__Your instructions__. Where does the string "Leveling" appear in the records? Copy every line that contains it.

__Input material__.

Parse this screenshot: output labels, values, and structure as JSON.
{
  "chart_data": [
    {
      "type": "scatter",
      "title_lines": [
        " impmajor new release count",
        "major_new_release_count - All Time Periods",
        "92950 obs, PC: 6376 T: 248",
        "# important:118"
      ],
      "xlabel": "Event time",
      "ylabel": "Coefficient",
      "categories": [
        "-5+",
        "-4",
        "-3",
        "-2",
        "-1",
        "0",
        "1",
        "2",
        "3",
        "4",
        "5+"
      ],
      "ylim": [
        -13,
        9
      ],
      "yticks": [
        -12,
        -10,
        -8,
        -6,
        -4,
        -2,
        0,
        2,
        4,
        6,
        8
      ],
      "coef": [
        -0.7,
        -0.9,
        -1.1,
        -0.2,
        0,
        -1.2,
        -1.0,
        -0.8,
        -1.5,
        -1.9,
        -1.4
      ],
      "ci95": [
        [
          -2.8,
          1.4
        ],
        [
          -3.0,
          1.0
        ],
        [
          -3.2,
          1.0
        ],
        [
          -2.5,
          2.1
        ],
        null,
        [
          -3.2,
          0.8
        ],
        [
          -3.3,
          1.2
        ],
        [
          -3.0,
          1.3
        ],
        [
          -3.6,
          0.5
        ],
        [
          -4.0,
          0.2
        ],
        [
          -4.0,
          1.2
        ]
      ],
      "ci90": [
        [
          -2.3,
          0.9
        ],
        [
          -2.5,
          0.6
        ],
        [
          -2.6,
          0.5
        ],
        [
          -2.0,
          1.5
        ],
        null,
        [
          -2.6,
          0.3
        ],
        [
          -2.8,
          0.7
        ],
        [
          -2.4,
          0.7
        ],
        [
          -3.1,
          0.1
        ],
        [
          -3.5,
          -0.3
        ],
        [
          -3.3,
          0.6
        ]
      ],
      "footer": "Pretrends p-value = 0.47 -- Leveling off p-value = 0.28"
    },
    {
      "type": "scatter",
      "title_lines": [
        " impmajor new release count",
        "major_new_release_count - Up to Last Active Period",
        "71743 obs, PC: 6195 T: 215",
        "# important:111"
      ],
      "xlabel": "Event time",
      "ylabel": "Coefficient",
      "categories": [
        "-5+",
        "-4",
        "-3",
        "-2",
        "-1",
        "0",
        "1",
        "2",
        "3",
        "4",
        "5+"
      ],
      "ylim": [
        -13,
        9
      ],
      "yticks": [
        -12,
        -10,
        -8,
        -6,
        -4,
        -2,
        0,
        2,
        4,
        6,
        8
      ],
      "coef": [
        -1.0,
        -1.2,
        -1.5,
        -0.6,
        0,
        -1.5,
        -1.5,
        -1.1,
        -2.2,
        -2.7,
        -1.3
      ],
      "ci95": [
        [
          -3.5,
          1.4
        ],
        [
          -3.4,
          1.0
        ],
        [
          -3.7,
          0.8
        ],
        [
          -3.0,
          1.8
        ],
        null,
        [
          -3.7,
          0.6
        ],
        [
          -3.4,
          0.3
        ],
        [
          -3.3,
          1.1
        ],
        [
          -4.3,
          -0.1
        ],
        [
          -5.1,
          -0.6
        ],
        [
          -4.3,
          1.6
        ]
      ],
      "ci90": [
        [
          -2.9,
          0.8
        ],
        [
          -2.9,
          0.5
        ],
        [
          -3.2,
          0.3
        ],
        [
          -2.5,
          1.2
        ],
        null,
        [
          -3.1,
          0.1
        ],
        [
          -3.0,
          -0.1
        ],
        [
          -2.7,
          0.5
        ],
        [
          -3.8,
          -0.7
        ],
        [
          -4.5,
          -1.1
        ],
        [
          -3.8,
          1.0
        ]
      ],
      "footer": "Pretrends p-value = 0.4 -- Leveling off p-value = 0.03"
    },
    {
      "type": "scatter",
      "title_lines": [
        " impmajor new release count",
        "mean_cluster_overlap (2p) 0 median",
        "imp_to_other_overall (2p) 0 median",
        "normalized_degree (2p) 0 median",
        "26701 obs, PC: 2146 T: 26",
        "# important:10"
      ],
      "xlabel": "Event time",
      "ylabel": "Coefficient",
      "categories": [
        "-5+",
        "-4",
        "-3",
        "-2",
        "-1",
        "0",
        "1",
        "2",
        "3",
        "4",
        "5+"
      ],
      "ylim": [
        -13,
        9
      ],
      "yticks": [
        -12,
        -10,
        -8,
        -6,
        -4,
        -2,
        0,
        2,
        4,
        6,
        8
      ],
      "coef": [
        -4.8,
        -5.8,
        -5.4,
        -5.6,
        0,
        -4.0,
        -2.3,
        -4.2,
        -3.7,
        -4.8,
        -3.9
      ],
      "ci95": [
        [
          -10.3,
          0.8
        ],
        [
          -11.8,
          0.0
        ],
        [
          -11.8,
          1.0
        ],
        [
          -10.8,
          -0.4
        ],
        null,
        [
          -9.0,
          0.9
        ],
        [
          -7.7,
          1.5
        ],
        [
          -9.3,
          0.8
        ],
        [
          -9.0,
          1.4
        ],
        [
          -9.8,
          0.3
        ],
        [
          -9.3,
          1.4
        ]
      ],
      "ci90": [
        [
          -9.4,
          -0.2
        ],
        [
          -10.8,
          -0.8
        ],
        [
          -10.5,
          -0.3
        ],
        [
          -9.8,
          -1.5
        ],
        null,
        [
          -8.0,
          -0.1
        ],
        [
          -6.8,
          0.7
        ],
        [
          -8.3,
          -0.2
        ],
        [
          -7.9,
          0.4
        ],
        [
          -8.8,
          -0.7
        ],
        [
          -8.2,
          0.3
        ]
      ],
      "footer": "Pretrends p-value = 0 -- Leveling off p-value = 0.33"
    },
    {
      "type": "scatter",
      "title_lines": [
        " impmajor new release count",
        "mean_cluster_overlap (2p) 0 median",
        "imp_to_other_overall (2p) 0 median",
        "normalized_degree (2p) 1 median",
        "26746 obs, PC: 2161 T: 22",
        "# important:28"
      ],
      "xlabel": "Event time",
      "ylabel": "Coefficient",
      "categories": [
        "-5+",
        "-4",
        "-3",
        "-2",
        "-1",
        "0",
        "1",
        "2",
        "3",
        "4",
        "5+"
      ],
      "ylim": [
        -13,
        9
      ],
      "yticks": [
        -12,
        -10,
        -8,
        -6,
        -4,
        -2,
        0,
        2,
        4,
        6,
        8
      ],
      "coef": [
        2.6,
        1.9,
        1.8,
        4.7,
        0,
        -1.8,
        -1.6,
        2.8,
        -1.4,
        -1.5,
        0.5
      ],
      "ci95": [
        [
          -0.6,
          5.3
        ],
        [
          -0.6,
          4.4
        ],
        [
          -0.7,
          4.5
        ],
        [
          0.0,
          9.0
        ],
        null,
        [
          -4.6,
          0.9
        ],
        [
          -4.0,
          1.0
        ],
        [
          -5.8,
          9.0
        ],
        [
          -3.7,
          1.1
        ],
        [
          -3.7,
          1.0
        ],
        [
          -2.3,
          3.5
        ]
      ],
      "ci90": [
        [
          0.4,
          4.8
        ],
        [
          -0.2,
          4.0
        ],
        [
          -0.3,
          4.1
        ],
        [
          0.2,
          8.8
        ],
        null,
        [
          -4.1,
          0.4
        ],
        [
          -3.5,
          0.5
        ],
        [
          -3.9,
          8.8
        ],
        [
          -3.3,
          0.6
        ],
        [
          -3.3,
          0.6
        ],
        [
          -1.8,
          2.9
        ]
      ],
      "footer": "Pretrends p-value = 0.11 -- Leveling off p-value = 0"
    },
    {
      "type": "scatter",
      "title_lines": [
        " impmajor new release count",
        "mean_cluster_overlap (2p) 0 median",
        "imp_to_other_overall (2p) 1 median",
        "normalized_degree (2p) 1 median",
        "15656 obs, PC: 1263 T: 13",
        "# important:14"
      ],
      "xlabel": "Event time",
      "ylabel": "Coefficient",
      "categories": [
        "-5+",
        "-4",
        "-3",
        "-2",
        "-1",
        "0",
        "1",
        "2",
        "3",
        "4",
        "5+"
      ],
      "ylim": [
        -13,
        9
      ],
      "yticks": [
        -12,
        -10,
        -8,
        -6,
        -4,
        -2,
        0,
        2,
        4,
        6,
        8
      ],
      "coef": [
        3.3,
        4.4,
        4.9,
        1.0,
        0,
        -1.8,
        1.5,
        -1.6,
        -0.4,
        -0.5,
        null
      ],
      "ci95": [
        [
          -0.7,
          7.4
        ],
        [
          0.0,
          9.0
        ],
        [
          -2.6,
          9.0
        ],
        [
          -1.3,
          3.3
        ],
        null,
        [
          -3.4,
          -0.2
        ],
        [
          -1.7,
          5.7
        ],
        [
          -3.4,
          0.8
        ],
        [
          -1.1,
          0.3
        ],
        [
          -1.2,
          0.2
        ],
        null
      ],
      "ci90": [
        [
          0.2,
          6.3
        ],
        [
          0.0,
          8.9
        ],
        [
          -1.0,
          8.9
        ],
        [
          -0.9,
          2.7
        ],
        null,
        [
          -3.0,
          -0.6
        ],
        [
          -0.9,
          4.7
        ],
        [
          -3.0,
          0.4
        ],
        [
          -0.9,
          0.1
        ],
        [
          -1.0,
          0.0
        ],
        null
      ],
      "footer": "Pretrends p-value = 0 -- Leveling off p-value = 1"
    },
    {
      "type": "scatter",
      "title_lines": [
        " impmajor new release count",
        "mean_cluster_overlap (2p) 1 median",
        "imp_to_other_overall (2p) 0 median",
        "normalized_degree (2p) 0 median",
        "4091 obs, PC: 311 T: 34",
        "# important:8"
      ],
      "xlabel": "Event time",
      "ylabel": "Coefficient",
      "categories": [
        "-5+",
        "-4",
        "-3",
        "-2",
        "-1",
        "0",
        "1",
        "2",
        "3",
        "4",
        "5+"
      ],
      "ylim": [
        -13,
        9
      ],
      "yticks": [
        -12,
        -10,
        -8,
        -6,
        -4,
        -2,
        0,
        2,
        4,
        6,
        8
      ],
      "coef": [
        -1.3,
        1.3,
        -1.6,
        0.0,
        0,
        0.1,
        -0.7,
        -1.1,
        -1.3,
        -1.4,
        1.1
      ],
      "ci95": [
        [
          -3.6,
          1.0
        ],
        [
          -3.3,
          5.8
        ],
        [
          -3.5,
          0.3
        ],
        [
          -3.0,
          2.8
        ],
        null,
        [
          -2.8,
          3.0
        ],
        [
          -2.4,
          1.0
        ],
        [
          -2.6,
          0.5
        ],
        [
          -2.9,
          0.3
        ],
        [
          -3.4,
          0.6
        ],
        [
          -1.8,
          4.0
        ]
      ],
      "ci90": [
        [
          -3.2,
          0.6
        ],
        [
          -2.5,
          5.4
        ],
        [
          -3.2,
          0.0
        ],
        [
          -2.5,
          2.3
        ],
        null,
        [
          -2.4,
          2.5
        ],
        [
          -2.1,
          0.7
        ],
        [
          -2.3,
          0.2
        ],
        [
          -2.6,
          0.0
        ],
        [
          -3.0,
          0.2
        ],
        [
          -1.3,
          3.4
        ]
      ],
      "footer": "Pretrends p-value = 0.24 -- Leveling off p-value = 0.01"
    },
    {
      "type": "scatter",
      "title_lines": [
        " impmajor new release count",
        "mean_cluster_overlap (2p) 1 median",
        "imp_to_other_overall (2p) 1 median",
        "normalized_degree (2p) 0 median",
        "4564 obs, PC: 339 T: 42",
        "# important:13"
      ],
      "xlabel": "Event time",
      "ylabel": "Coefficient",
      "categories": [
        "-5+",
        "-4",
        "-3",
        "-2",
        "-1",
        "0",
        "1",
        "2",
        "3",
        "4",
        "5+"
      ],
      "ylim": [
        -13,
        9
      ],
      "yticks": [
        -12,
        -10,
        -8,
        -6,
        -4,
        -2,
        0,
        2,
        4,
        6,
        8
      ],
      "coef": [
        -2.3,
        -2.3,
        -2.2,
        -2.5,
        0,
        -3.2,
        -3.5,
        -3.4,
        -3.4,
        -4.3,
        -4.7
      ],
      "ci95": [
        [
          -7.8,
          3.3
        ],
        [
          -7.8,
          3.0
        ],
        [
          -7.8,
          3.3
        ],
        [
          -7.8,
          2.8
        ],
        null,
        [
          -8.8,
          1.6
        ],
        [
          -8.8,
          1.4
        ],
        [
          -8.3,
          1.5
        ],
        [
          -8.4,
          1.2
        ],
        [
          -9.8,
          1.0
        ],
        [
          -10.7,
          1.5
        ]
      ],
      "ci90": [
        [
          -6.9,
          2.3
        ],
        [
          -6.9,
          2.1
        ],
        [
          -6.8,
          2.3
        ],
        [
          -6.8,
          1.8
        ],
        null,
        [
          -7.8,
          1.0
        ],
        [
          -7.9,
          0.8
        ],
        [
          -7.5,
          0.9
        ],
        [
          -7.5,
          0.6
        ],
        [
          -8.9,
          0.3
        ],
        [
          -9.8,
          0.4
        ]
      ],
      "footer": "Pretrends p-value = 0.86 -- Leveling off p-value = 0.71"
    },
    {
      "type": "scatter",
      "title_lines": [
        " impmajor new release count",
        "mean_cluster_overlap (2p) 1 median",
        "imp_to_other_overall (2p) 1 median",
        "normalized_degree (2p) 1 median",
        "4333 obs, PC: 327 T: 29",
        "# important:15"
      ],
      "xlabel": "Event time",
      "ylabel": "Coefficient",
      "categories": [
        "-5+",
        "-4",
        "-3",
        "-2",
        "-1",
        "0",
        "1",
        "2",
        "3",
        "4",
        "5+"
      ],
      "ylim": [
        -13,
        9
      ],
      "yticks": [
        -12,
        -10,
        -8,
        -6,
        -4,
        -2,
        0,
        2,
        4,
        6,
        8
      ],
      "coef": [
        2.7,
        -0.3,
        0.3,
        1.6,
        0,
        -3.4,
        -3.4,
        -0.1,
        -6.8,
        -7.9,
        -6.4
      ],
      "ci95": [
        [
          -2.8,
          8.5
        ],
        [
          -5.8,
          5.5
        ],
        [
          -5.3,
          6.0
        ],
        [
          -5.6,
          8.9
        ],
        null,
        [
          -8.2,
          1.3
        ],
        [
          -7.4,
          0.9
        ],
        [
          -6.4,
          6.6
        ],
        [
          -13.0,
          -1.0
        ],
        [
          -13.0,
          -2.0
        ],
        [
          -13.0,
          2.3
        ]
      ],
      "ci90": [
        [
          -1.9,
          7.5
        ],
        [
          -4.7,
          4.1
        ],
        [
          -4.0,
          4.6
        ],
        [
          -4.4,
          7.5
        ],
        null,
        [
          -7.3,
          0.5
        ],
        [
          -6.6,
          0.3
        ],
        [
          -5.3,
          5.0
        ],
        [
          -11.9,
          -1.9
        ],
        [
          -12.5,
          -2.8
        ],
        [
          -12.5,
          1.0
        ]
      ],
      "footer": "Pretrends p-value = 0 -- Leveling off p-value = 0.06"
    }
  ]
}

__Task result__.
      "footer": "Pretrends p-value = 0.47 -- Leveling off p-value = 0.28"
      "footer": "Pretrends p-value = 0.4 -- Leveling off p-value = 0.03"
      "footer": "Pretrends p-value = 0 -- Leveling off p-value = 0.33"
      "footer": "Pretrends p-value = 0.11 -- Leveling off p-value = 0"
      "footer": "Pretrends p-value = 0 -- Leveling off p-value = 1"
      "footer": "Pretrends p-value = 0.24 -- Leveling off p-value = 0.01"
      "footer": "Pretrends p-value = 0.86 -- Leveling off p-value = 0.71"
      "footer": "Pretrends p-value = 0 -- Leveling off p-value = 0.06"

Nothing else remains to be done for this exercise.